#### [What to work on]
Pictures do not belong in your copy. Repeat all the other data exactly.

#### [Extracted material]
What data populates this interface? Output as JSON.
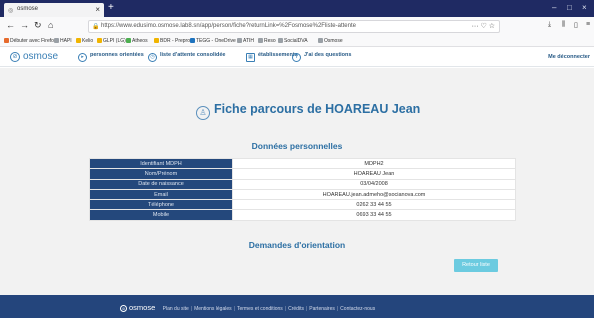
{
  "browser": {
    "tab_title": "osmose",
    "url": "https://www.edusimo.osmose.lab8.sn/app/person/fiche?returnLink=%2Fosmose%2Fliste-attente",
    "bookmarks": [
      {
        "label": "Débuter avec Firefox",
        "color": "#e66a2c"
      },
      {
        "label": "HAPI",
        "color": "#9aa0a6"
      },
      {
        "label": "Kelio",
        "color": "#f0b400"
      },
      {
        "label": "GLPI (LG)",
        "color": "#f0b400"
      },
      {
        "label": "Atheos",
        "color": "#4caf50"
      },
      {
        "label": "BDR - Preprod",
        "color": "#f0b400"
      },
      {
        "label": "TEGG - OneDrive",
        "color": "#1e73be"
      },
      {
        "label": "ATIH",
        "color": "#9aa0a6"
      },
      {
        "label": "Reso",
        "color": "#9aa0a6"
      },
      {
        "label": "SocialDVA",
        "color": "#9aa0a6"
      },
      {
        "label": "Osmose",
        "color": "#9aa0a6"
      }
    ]
  },
  "header": {
    "logo_text": "osmose",
    "nav": [
      {
        "label": "personnes orientées",
        "icon": "arrow-circle-icon"
      },
      {
        "label": "liste d'attente consolidée",
        "icon": "clock-icon"
      },
      {
        "label": "établissements",
        "icon": "building-icon"
      },
      {
        "label": "J'ai des questions",
        "icon": "question-icon"
      }
    ],
    "logout_label": "Me déconnecter"
  },
  "main": {
    "title": "Fiche parcours de HOAREAU Jean",
    "section_personal": "Données personnelles",
    "rows": [
      {
        "key": "Identifiant MDPH",
        "value": "MDPH2"
      },
      {
        "key": "Nom/Prénom",
        "value": "HOAREAU Jean"
      },
      {
        "key": "Date de naissance",
        "value": "03/04/2008"
      },
      {
        "key": "Email",
        "value": "HOAREAU.jean.admeho@socianova.com"
      },
      {
        "key": "Téléphone",
        "value": "0262 33 44 55"
      },
      {
        "key": "Mobile",
        "value": "0693 33 44 55"
      }
    ],
    "section_orientation": "Demandes d'orientation",
    "back_button": "Retour liste"
  },
  "footer": {
    "logo_text": "osmose",
    "links": [
      "Plan du site",
      "Mentions légales",
      "Termes et conditions",
      "Crédits",
      "Partenaires",
      "Contactez-nous"
    ]
  },
  "colors": {
    "header_blue": "#24487c",
    "accent_blue": "#2c6fa3",
    "button_cyan": "#6ccbe0",
    "browser_dark": "#1f2a63"
  }
}
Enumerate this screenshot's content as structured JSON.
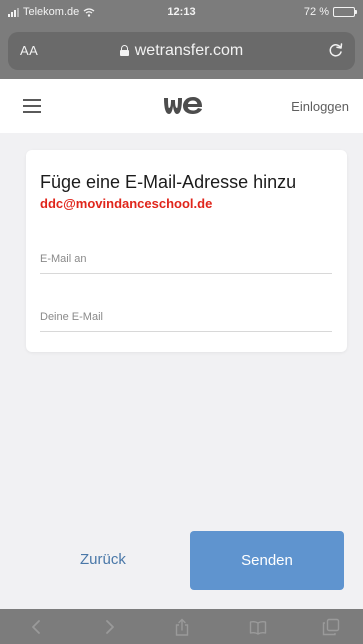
{
  "status_bar": {
    "carrier": "Telekom.de",
    "time": "12:13",
    "battery": "72 %",
    "battery_level": 0.72
  },
  "address_bar": {
    "text_size_button": "AA",
    "url": "wetransfer.com"
  },
  "header": {
    "login": "Einloggen",
    "logo_text": "we"
  },
  "form": {
    "title": "Füge eine E-Mail-Adresse hinzu",
    "recipient": "ddc@movindanceschool.de",
    "to_placeholder": "E-Mail an",
    "from_placeholder": "Deine E-Mail"
  },
  "actions": {
    "back": "Zurück",
    "send": "Senden"
  },
  "colors": {
    "accent": "#5f94cf",
    "link": "#4a78a8",
    "recipient": "#e0251b",
    "chrome": "#7c7c7c",
    "battery": "#f5d84a"
  },
  "toolbar": {
    "icons": [
      "back-icon",
      "forward-icon",
      "share-icon",
      "bookmarks-icon",
      "tabs-icon"
    ]
  }
}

#### [Response]
What data populates this interface? Output as JSON.
{
  "browser": {
    "tab_title": "osmose",
    "url": "https://www.edusimo.osmose.lab8.sn/app/person/fiche?returnLink=%2Fosmose%2Fliste-attente",
    "bookmarks": [
      {
        "label": "Débuter avec Firefox",
        "color": "#e66a2c"
      },
      {
        "label": "HAPI",
        "color": "#9aa0a6"
      },
      {
        "label": "Kelio",
        "color": "#f0b400"
      },
      {
        "label": "GLPI (LG)",
        "color": "#f0b400"
      },
      {
        "label": "Atheos",
        "color": "#4caf50"
      },
      {
        "label": "BDR - Preprod",
        "color": "#f0b400"
      },
      {
        "label": "TEGG - OneDrive",
        "color": "#1e73be"
      },
      {
        "label": "ATIH",
        "color": "#9aa0a6"
      },
      {
        "label": "Reso",
        "color": "#9aa0a6"
      },
      {
        "label": "SocialDVA",
        "color": "#9aa0a6"
      },
      {
        "label": "Osmose",
        "color": "#9aa0a6"
      }
    ]
  },
  "header": {
    "logo_text": "osmose",
    "nav": [
      {
        "label": "personnes orientées",
        "icon": "arrow-circle-icon"
      },
      {
        "label": "liste d'attente consolidée",
        "icon": "clock-icon"
      },
      {
        "label": "établissements",
        "icon": "building-icon"
      },
      {
        "label": "J'ai des questions",
        "icon": "question-icon"
      }
    ],
    "logout_label": "Me déconnecter"
  },
  "main": {
    "title": "Fiche parcours de HOAREAU Jean",
    "section_personal": "Données personnelles",
    "rows": [
      {
        "key": "Identifiant MDPH",
        "value": "MDPH2"
      },
      {
        "key": "Nom/Prénom",
        "value": "HOAREAU Jean"
      },
      {
        "key": "Date de naissance",
        "value": "03/04/2008"
      },
      {
        "key": "Email",
        "value": "HOAREAU.jean.admeho@socianova.com"
      },
      {
        "key": "Téléphone",
        "value": "0262 33 44 55"
      },
      {
        "key": "Mobile",
        "value": "0693 33 44 55"
      }
    ],
    "section_orientation": "Demandes d'orientation",
    "back_button": "Retour liste"
  },
  "footer": {
    "logo_text": "osmose",
    "links": [
      "Plan du site",
      "Mentions légales",
      "Termes et conditions",
      "Crédits",
      "Partenaires",
      "Contactez-nous"
    ]
  },
  "colors": {
    "header_blue": "#24487c",
    "accent_blue": "#2c6fa3",
    "button_cyan": "#6ccbe0",
    "browser_dark": "#1f2a63"
  }
}
Enumerate this screenshot's content as structured JSON.
{
  "status_bar": {
    "carrier": "Telekom.de",
    "time": "12:13",
    "battery": "72 %",
    "battery_level": 0.72
  },
  "address_bar": {
    "text_size_button": "AA",
    "url": "wetransfer.com"
  },
  "header": {
    "login": "Einloggen",
    "logo_text": "we"
  },
  "form": {
    "title": "Füge eine E-Mail-Adresse hinzu",
    "recipient": "ddc@movindanceschool.de",
    "to_placeholder": "E-Mail an",
    "from_placeholder": "Deine E-Mail"
  },
  "actions": {
    "back": "Zurück",
    "send": "Senden"
  },
  "colors": {
    "accent": "#5f94cf",
    "link": "#4a78a8",
    "recipient": "#e0251b",
    "chrome": "#7c7c7c",
    "battery": "#f5d84a"
  },
  "toolbar": {
    "icons": [
      "back-icon",
      "forward-icon",
      "share-icon",
      "bookmarks-icon",
      "tabs-icon"
    ]
  }
}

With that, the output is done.